(Items listed in a dataset)
▬▬▬▬▬▬▬▬▬▬

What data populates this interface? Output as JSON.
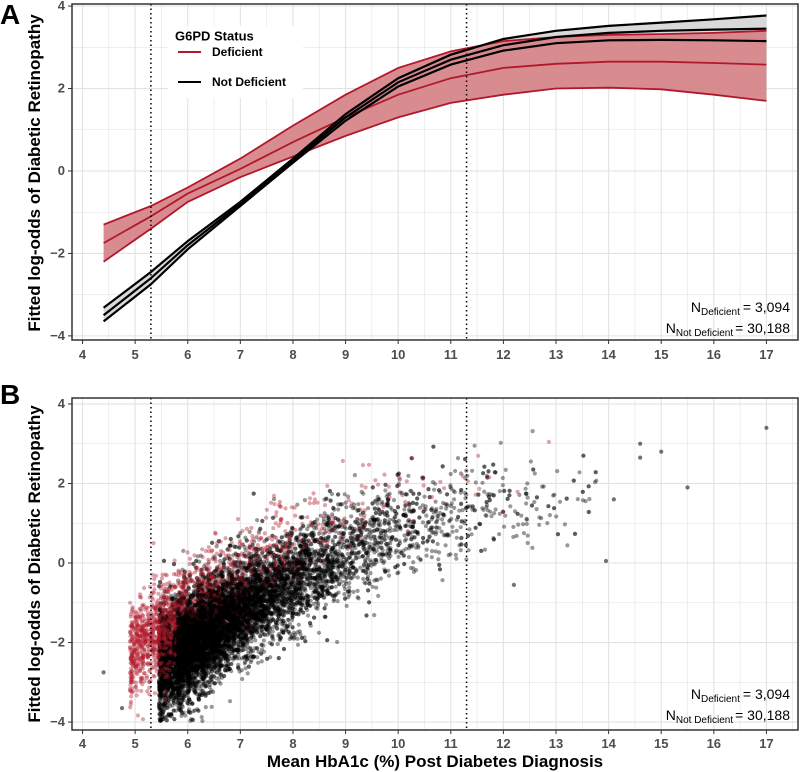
{
  "colors": {
    "deficient": "#b2182b",
    "deficient_fill": "#d47f84",
    "not_deficient": "#000000",
    "not_deficient_fill": "#d9d9d9",
    "grid": "#e3e3e3",
    "frame": "#333333"
  },
  "x_axis_label": "Mean HbA1c (%) Post Diabetes Diagnosis",
  "chart_data": [
    {
      "panel": "A",
      "type": "line",
      "ylabel": "Fitted log-odds of Diabetic Retinopathy",
      "xlabel": "",
      "xlim": [
        3.8,
        17.6
      ],
      "ylim": [
        -4.1,
        4.05
      ],
      "xticks": [
        "4",
        "5",
        "6",
        "7",
        "8",
        "9",
        "10",
        "11",
        "12",
        "13",
        "14",
        "15",
        "16",
        "17"
      ],
      "yticks": [
        "−4",
        "−2",
        "0",
        "2",
        "4"
      ],
      "grid": true,
      "reference_lines_x": [
        5.3,
        11.3
      ],
      "legend": {
        "title": "G6PD Status",
        "placement": "top-left",
        "entries": [
          "Deficient",
          "Not Deficient"
        ]
      },
      "x": [
        4.4,
        5.3,
        6,
        7,
        8,
        9,
        10,
        11,
        12,
        13,
        14,
        15,
        16,
        17
      ],
      "series": [
        {
          "name": "Deficient",
          "color": "#b2182b",
          "fit": [
            -1.75,
            -1.1,
            -0.55,
            0.05,
            0.7,
            1.3,
            1.85,
            2.25,
            2.5,
            2.6,
            2.65,
            2.65,
            2.62,
            2.58
          ],
          "upper": [
            -1.3,
            -0.85,
            -0.4,
            0.3,
            1.1,
            1.85,
            2.5,
            2.9,
            3.15,
            3.25,
            3.3,
            3.32,
            3.35,
            3.4
          ],
          "lower": [
            -2.2,
            -1.4,
            -0.75,
            -0.15,
            0.35,
            0.85,
            1.3,
            1.65,
            1.85,
            2.0,
            2.02,
            1.98,
            1.85,
            1.7
          ]
        },
        {
          "name": "Not Deficient",
          "color": "#000000",
          "fit": [
            -3.5,
            -2.6,
            -1.8,
            -0.8,
            0.25,
            1.3,
            2.15,
            2.7,
            3.05,
            3.25,
            3.35,
            3.4,
            3.43,
            3.45
          ],
          "upper": [
            -3.32,
            -2.45,
            -1.7,
            -0.75,
            0.3,
            1.38,
            2.25,
            2.82,
            3.2,
            3.4,
            3.52,
            3.6,
            3.68,
            3.77
          ],
          "lower": [
            -3.65,
            -2.75,
            -1.9,
            -0.85,
            0.2,
            1.22,
            2.05,
            2.58,
            2.92,
            3.1,
            3.17,
            3.18,
            3.17,
            3.15
          ]
        }
      ],
      "annotation": {
        "n_deficient_label": "N",
        "n_deficient_sub": "Deficient",
        "n_deficient_value": "=   3,094",
        "n_not_label": "N",
        "n_not_sub": "Not Deficient",
        "n_not_value": "= 30,188"
      }
    },
    {
      "panel": "B",
      "type": "scatter",
      "ylabel": "Fitted log-odds of Diabetic Retinopathy",
      "xlabel": "Mean HbA1c (%) Post Diabetes Diagnosis",
      "xlim": [
        3.8,
        17.6
      ],
      "ylim": [
        -4.2,
        4.15
      ],
      "xticks": [
        "4",
        "5",
        "6",
        "7",
        "8",
        "9",
        "10",
        "11",
        "12",
        "13",
        "14",
        "15",
        "16",
        "17"
      ],
      "yticks": [
        "−4",
        "−2",
        "0",
        "2",
        "4"
      ],
      "grid": true,
      "reference_lines_x": [
        5.3,
        11.3
      ],
      "series": [
        {
          "name": "Not Deficient",
          "color": "#000000",
          "n": 30188
        },
        {
          "name": "Deficient",
          "color": "#b2182b",
          "n": 3094
        }
      ],
      "outlier_points": [
        {
          "x": 17.0,
          "y": 3.4
        },
        {
          "x": 15.0,
          "y": 2.8
        },
        {
          "x": 14.6,
          "y": 3.0
        },
        {
          "x": 14.6,
          "y": 2.65
        },
        {
          "x": 15.5,
          "y": 1.9
        },
        {
          "x": 13.95,
          "y": 0.05
        },
        {
          "x": 14.1,
          "y": 1.6
        },
        {
          "x": 4.4,
          "y": -2.75
        },
        {
          "x": 4.75,
          "y": -3.65
        },
        {
          "x": 12.2,
          "y": -0.55
        }
      ],
      "annotation": {
        "n_deficient_label": "N",
        "n_deficient_sub": "Deficient",
        "n_deficient_value": "=   3,094",
        "n_not_label": "N",
        "n_not_sub": "Not Deficient",
        "n_not_value": "= 30,188"
      }
    }
  ]
}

▬▬▬▬▬▬▬▬▬▬

Given instruction = Write out each entry exactly as given, but skip the pictures.

Answer to the problem =
What data populates this interface? Output as JSON.
{
  "colors": {
    "deficient": "#b2182b",
    "deficient_fill": "#d47f84",
    "not_deficient": "#000000",
    "not_deficient_fill": "#d9d9d9",
    "grid": "#e3e3e3",
    "frame": "#333333"
  },
  "x_axis_label": "Mean HbA1c (%) Post Diabetes Diagnosis",
  "chart_data": [
    {
      "panel": "A",
      "type": "line",
      "ylabel": "Fitted log-odds of Diabetic Retinopathy",
      "xlabel": "",
      "xlim": [
        3.8,
        17.6
      ],
      "ylim": [
        -4.1,
        4.05
      ],
      "xticks": [
        "4",
        "5",
        "6",
        "7",
        "8",
        "9",
        "10",
        "11",
        "12",
        "13",
        "14",
        "15",
        "16",
        "17"
      ],
      "yticks": [
        "−4",
        "−2",
        "0",
        "2",
        "4"
      ],
      "grid": true,
      "reference_lines_x": [
        5.3,
        11.3
      ],
      "legend": {
        "title": "G6PD Status",
        "placement": "top-left",
        "entries": [
          "Deficient",
          "Not Deficient"
        ]
      },
      "x": [
        4.4,
        5.3,
        6,
        7,
        8,
        9,
        10,
        11,
        12,
        13,
        14,
        15,
        16,
        17
      ],
      "series": [
        {
          "name": "Deficient",
          "color": "#b2182b",
          "fit": [
            -1.75,
            -1.1,
            -0.55,
            0.05,
            0.7,
            1.3,
            1.85,
            2.25,
            2.5,
            2.6,
            2.65,
            2.65,
            2.62,
            2.58
          ],
          "upper": [
            -1.3,
            -0.85,
            -0.4,
            0.3,
            1.1,
            1.85,
            2.5,
            2.9,
            3.15,
            3.25,
            3.3,
            3.32,
            3.35,
            3.4
          ],
          "lower": [
            -2.2,
            -1.4,
            -0.75,
            -0.15,
            0.35,
            0.85,
            1.3,
            1.65,
            1.85,
            2.0,
            2.02,
            1.98,
            1.85,
            1.7
          ]
        },
        {
          "name": "Not Deficient",
          "color": "#000000",
          "fit": [
            -3.5,
            -2.6,
            -1.8,
            -0.8,
            0.25,
            1.3,
            2.15,
            2.7,
            3.05,
            3.25,
            3.35,
            3.4,
            3.43,
            3.45
          ],
          "upper": [
            -3.32,
            -2.45,
            -1.7,
            -0.75,
            0.3,
            1.38,
            2.25,
            2.82,
            3.2,
            3.4,
            3.52,
            3.6,
            3.68,
            3.77
          ],
          "lower": [
            -3.65,
            -2.75,
            -1.9,
            -0.85,
            0.2,
            1.22,
            2.05,
            2.58,
            2.92,
            3.1,
            3.17,
            3.18,
            3.17,
            3.15
          ]
        }
      ],
      "annotation": {
        "n_deficient_label": "N",
        "n_deficient_sub": "Deficient",
        "n_deficient_value": "=   3,094",
        "n_not_label": "N",
        "n_not_sub": "Not Deficient",
        "n_not_value": "= 30,188"
      }
    },
    {
      "panel": "B",
      "type": "scatter",
      "ylabel": "Fitted log-odds of Diabetic Retinopathy",
      "xlabel": "Mean HbA1c (%) Post Diabetes Diagnosis",
      "xlim": [
        3.8,
        17.6
      ],
      "ylim": [
        -4.2,
        4.15
      ],
      "xticks": [
        "4",
        "5",
        "6",
        "7",
        "8",
        "9",
        "10",
        "11",
        "12",
        "13",
        "14",
        "15",
        "16",
        "17"
      ],
      "yticks": [
        "−4",
        "−2",
        "0",
        "2",
        "4"
      ],
      "grid": true,
      "reference_lines_x": [
        5.3,
        11.3
      ],
      "series": [
        {
          "name": "Not Deficient",
          "color": "#000000",
          "n": 30188
        },
        {
          "name": "Deficient",
          "color": "#b2182b",
          "n": 3094
        }
      ],
      "outlier_points": [
        {
          "x": 17.0,
          "y": 3.4
        },
        {
          "x": 15.0,
          "y": 2.8
        },
        {
          "x": 14.6,
          "y": 3.0
        },
        {
          "x": 14.6,
          "y": 2.65
        },
        {
          "x": 15.5,
          "y": 1.9
        },
        {
          "x": 13.95,
          "y": 0.05
        },
        {
          "x": 14.1,
          "y": 1.6
        },
        {
          "x": 4.4,
          "y": -2.75
        },
        {
          "x": 4.75,
          "y": -3.65
        },
        {
          "x": 12.2,
          "y": -0.55
        }
      ],
      "annotation": {
        "n_deficient_label": "N",
        "n_deficient_sub": "Deficient",
        "n_deficient_value": "=   3,094",
        "n_not_label": "N",
        "n_not_sub": "Not Deficient",
        "n_not_value": "= 30,188"
      }
    }
  ]
}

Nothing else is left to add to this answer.